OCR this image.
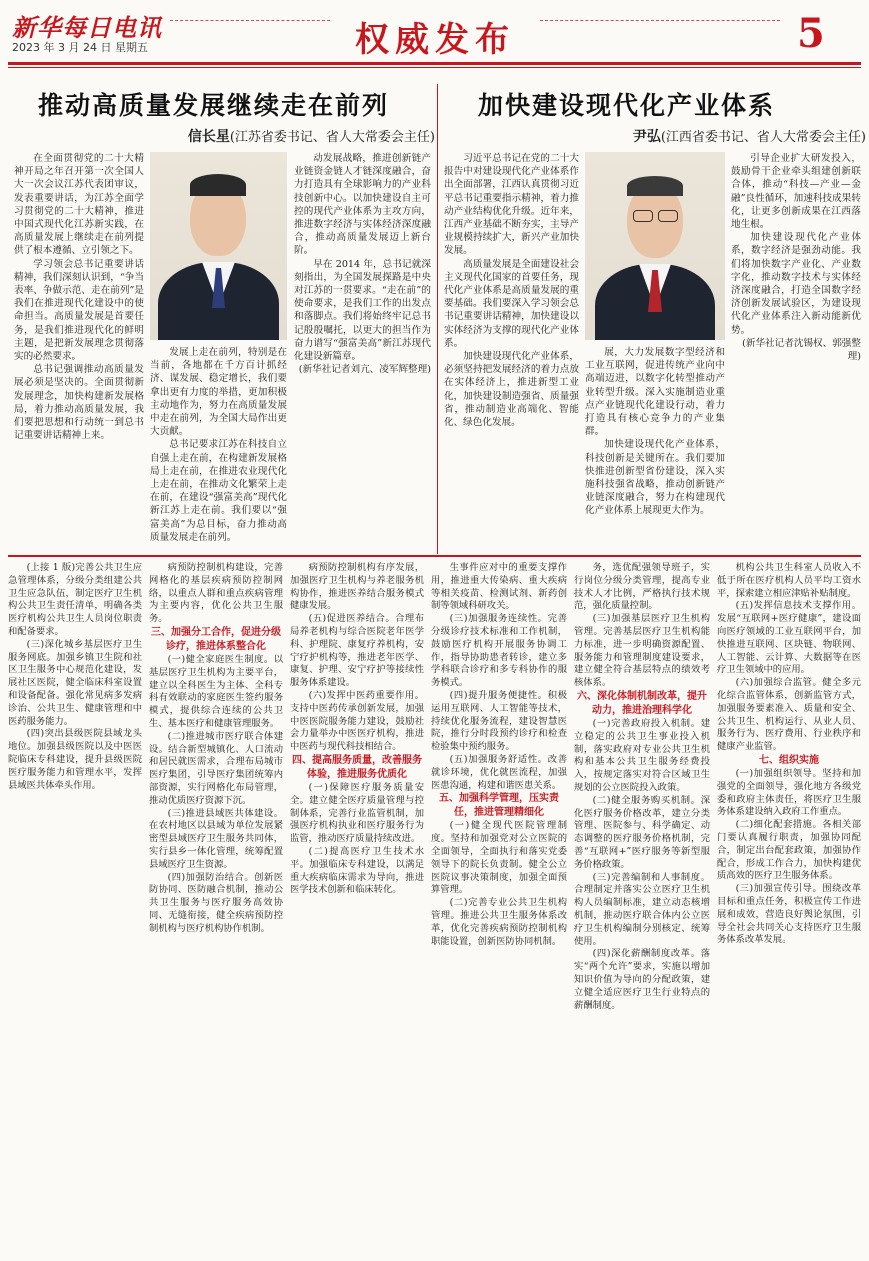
新华每日电讯
2023 年 3 月 24 日 星期五	权威发布	5
推动高质量发展继续走在前列
信长星(江苏省委书记、省人大常委会主任)
加快建设现代化产业体系
尹弘(江西省委书记、省人大常委会主任)

在全面贯彻党的二十大精神开局之年召开第一次全国人大一次会议江苏代表团审议，发表重要讲话，为江苏全面学习贯彻党的二十大精神，推进中国式现代化江苏新实践，在高质量发展上继续走在前列提供了根本遵循、立引领之下。

学习领会总书记重要讲话精神，我们深刻认识到，“争当表率、争做示范、走在前列”是我们在推进现代化建设中的使命担当。高质量发展是首要任务，是我们推进现代化的鲜明主题，是把新发展理念贯彻落实的必然要求。

总书记强调推动高质量发展必须是坚决的。全面贯彻新发展理念，加快构建新发展格局，着力推动高质量发展，我们要把思想和行动统一到总书记重要讲话精神上来。

发展上走在前列，特别是在当前，各地都在千方百计抓经济、谋发展、稳定增长，我们要拿出更有力度的举措，更加积极主动地作为，努力在高质量发展中走在前列，为全国大局作出更大贡献。

总书记要求江苏在科技自立自强上走在前，在构建新发展格局上走在前，在推进农业现代化上走在前，在推动文化繁荣上走在前，在建设“强富美高”现代化新江苏上走在前。我们要以“强富美高”为总目标，奋力推动高质量发展走在前列。

动发展战略，推进创新链产业链资金链人才链深度融合，奋力打造具有全球影响力的产业科技创新中心。以加快建设自主可控的现代产业体系为主攻方向，推进数字经济与实体经济深度融合，推动高质量发展迈上新台阶。

早在 2014 年，总书记就深刻指出，为全国发展探路是中央对江苏的一贯要求。“走在前”的使命要求，是我们工作的出发点和落脚点。我们将始终牢记总书记殷殷嘱托，以更大的担当作为奋力谱写“强富美高”新江苏现代化建设新篇章。

(新华社记者刘亢、凌军辉整理)

习近平总书记在党的二十大报告中对建设现代化产业体系作出全面部署，江西认真贯彻习近平总书记重要指示精神，着力推动产业结构优化升级。近年来，江西产业基础不断夯实，主导产业规模持续扩大，新兴产业加快发展。

高质量发展是全面建设社会主义现代化国家的首要任务，现代化产业体系是高质量发展的重要基础。我们要深入学习领会总书记重要讲话精神，加快建设以实体经济为支撑的现代化产业体系。

加快建设现代化产业体系，必须坚持把发展经济的着力点放在实体经济上，推进新型工业化，加快建设制造强省、质量强省，推动制造业高端化、智能化、绿色化发展。

展，大力发展数字型经济和工业互联网，促进传统产业向中高端迈进，以数字化转型推动产业转型升级。深入实施制造业重点产业链现代化建设行动，着力打造具有核心竞争力的产业集群。

加快建设现代化产业体系，科技创新是关键所在。我们要加快推进创新型省份建设，深入实施科技强省战略，推动创新链产业链深度融合，努力在构建现代化产业体系上展现更大作为。

引导企业扩大研发投入，鼓励骨干企业牵头组建创新联合体，推动“科技—产业—金融”良性循环，加速科技成果转化，让更多创新成果在江西落地生根。

加快建设现代化产业体系，数字经济是强劲动能。我们将加快数字产业化、产业数字化，推动数字技术与实体经济深度融合，打造全国数字经济创新发展试验区，为建设现代化产业体系注入新动能新优势。

(新华社记者沈锡权、郭强整理)

(上接 1 版)完善公共卫生应急管理体系，分级分类组建公共卫生应急队伍，制定医疗卫生机构公共卫生责任清单，明确各类医疗机构公共卫生人员岗位职责和配备要求。

(三)深化城乡基层医疗卫生服务网底。加强乡镇卫生院和社区卫生服务中心规范化建设，发展社区医院，健全临床科室设置和设备配备。强化常见病多发病诊治、公共卫生、健康管理和中医药服务能力。

(四)突出县级医院县域龙头地位。加强县级医院以及中医医院临床专科建设，提升县级医院医疗服务能力和管理水平，发挥县域医共体牵头作用。

病预防控制机构建设，完善网格化的基层疾病预防控制网络，以重点人群和重点疾病管理为主要内容，优化公共卫生服务。

三、加强分工合作，促进分级诊疗，推进体系整合化

(一)健全家庭医生制度。以基层医疗卫生机构为主要平台，建立以全科医生为主体、全科专科有效联动的家庭医生签约服务模式，提供综合连续的公共卫生、基本医疗和健康管理服务。

(二)推进城市医疗联合体建设。结合新型城镇化、人口流动和居民就医需求，合理布局城市医疗集团，引导医疗集团统筹内部资源，实行网格化布局管理，推动优质医疗资源下沉。

(三)推进县域医共体建设。在农村地区以县域为单位发展紧密型县域医疗卫生服务共同体，实行县乡一体化管理，统筹配置县域医疗卫生资源。

(四)加强防治结合。创新医防协同、医防融合机制，推动公共卫生服务与医疗服务高效协同、无缝衔接，健全疾病预防控制机构与医疗机构协作机制。

病预防控制机构有序发展，加强医疗卫生机构与养老服务机构协作，推进医养结合服务模式健康发展。

(五)促进医养结合。合理布局养老机构与综合医院老年医学科、护理院、康复疗养机构，安宁疗护机构等，推进老年医学、康复、护理、安宁疗护等接续性服务体系建设。

(六)发挥中医药重要作用。支持中医药传承创新发展，加强中医医院服务能力建设，鼓励社会力量举办中医医疗机构，推进中医药与现代科技相结合。

四、提高服务质量，改善服务体验，推进服务优质化

(一)保障医疗服务质量安全。建立健全医疗质量管理与控制体系，完善行业监管机制，加强医疗机构执业和医疗服务行为监管，推动医疗质量持续改进。

(二)提高医疗卫生技术水平。加强临床专科建设，以满足重大疾病临床需求为导向，推进医学技术创新和临床转化。

生事件应对中的重要支撑作用，推进重大传染病、重大疾病等相关疫苗、检测试剂、新药创制等领域科研攻关。

(三)加强服务连续性。完善分级诊疗技术标准和工作机制，鼓励医疗机构开展服务协调工作，指导协助患者转诊，建立多学科联合诊疗和多专科协作的服务模式。

(四)提升服务便捷性。积极运用互联网、人工智能等技术，持续优化服务流程，建设智慧医院，推行分时段预约诊疗和检查检验集中预约服务。

(五)加强服务舒适性。改善就诊环境，优化就医流程，加强医患沟通，构建和谐医患关系。

五、加强科学管理，压实责任，推进管理精细化

(一)健全现代医院管理制度。坚持和加强党对公立医院的全面领导，全面执行和落实党委领导下的院长负责制。健全公立医院议事决策制度，加强全面预算管理。

(二)完善专业公共卫生机构管理。推进公共卫生服务体系改革，优化完善疾病预防控制机构职能设置，创新医防协同机制。

务，选优配强领导班子，实行岗位分级分类管理，提高专业技术人才比例，严格执行技术规范，强化质量控制。

(三)加强基层医疗卫生机构管理。完善基层医疗卫生机构能力标准，进一步明确资源配置、服务能力和管理制度建设要求，建立健全符合基层特点的绩效考核体系。

六、深化体制机制改革，提升动力，推进治理科学化

(一)完善政府投入机制。建立稳定的公共卫生事业投入机制，落实政府对专业公共卫生机构和基本公共卫生服务经费投入，按规定落实对符合区域卫生规划的公立医院投入政策。

(二)健全服务购买机制。深化医疗服务价格改革，建立分类管理、医院参与、科学确定、动态调整的医疗服务价格机制，完善“互联网+”医疗服务等新型服务价格政策。

(三)完善编制和人事制度。合理制定并落实公立医疗卫生机构人员编制标准，建立动态核增机制，推动医疗联合体内公立医疗卫生机构编制分别核定、统筹使用。

(四)深化薪酬制度改革。落实“两个允许”要求，实施以增加知识价值为导向的分配政策，建立健全适应医疗卫生行业特点的薪酬制度。

机构公共卫生科室人员收入不低于所在医疗机构人员平均工资水平，探索建立相应津贴补贴制度。

(五)发挥信息技术支撑作用。发展“互联网+医疗健康”，建设面向医疗领域的工业互联网平台，加快推进互联网、区块链、物联网、人工智能、云计算、大数据等在医疗卫生领域中的应用。

(六)加强综合监管。健全多元化综合监管体系，创新监管方式，加强服务要素准入、质量和安全、公共卫生、机构运行、从业人员、服务行为、医疗费用、行业秩序和健康产业监管。

七、组织实施

(一)加强组织领导。坚持和加强党的全面领导，强化地方各级党委和政府主体责任，将医疗卫生服务体系建设纳入政府工作重点。

(二)细化配套措施。各相关部门要认真履行职责，加强协同配合，制定出台配套政策，加强协作配合，形成工作合力，加快构建优质高效的医疗卫生服务体系。

(三)加强宣传引导。围绕改革目标和重点任务，积极宣传工作进展和成效，营造良好舆论氛围，引导全社会共同关心支持医疗卫生服务体系改革发展。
----------------------------------------
● **SHORT PROBLEM**: Reproduce each line of the entries in which the word "省人大常委会主任" is found.

● **THE ANSWER**:
信长星(江苏省委书记、省人大常委会主任)
尹弘(江西省委书记、省人大常委会主任)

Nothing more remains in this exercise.